• What you will do: All records are to be retyped faithfully and completely.

• Material for this task:
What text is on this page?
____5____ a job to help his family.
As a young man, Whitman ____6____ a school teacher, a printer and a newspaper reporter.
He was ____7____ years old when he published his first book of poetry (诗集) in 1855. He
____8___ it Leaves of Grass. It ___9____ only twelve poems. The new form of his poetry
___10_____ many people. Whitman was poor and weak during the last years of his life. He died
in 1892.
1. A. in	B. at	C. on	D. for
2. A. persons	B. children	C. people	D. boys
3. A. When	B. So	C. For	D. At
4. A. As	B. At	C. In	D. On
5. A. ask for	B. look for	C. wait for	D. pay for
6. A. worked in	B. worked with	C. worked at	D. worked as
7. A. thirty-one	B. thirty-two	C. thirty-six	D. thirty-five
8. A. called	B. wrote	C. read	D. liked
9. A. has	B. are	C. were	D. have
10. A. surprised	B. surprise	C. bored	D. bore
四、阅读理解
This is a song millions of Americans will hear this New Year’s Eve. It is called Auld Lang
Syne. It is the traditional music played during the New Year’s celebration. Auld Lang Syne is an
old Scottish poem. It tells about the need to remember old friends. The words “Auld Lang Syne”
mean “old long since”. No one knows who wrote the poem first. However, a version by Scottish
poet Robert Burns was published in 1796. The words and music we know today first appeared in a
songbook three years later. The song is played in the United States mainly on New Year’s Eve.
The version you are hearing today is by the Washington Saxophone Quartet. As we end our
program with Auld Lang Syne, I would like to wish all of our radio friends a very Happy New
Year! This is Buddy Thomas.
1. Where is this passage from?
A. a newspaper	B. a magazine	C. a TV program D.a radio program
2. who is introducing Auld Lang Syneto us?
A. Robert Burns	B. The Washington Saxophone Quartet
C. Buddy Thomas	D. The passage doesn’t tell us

• The result:
What text is on this page?
____5____ a job to help his family.
As a young man, Whitman ____6____ a school teacher, a printer and a newspaper reporter.
He was ____7____ years old when he published his first book of poetry (诗集) in 1855. He
____8___ it Leaves of Grass. It ___9____ only twelve poems. The new form of his poetry
___10_____ many people. Whitman was poor and weak during the last years of his life. He died
in 1892.
1. A. in	B. at	C. on	D. for
2. A. persons	B. children	C. people	D. boys
3. A. When	B. So	C. For	D. At
4. A. As	B. At	C. In	D. On
5. A. ask for	B. look for	C. wait for	D. pay for
6. A. worked in	B. worked with	C. worked at	D. worked as
7. A. thirty-one	B. thirty-two	C. thirty-six	D. thirty-five
8. A. called	B. wrote	C. read	D. liked
9. A. has	B. are	C. were	D. have
10. A. surprised	B. surprise	C. bored	D. bore
四、阅读理解
This is a song millions of Americans will hear this New Year’s Eve. It is called Auld Lang
Syne. It is the traditional music played during the New Year’s celebration. Auld Lang Syne is an
old Scottish poem. It tells about the need to remember old friends. The words “Auld Lang Syne”
mean “old long since”. No one knows who wrote the poem first. However, a version by Scottish
poet Robert Burns was published in 1796. The words and music we know today first appeared in a
songbook three years later. The song is played in the United States mainly on New Year’s Eve.
The version you are hearing today is by the Washington Saxophone Quartet. As we end our
program with Auld Lang Syne, I would like to wish all of our radio friends a very Happy New
Year! This is Buddy Thomas.
1. Where is this passage from?
A. a newspaper	B. a magazine	C. a TV program D.a radio program
2. who is introducing Auld Lang Syneto us?
A. Robert Burns	B. The Washington Saxophone Quartet
C. Buddy Thomas	D. The passage doesn’t tell us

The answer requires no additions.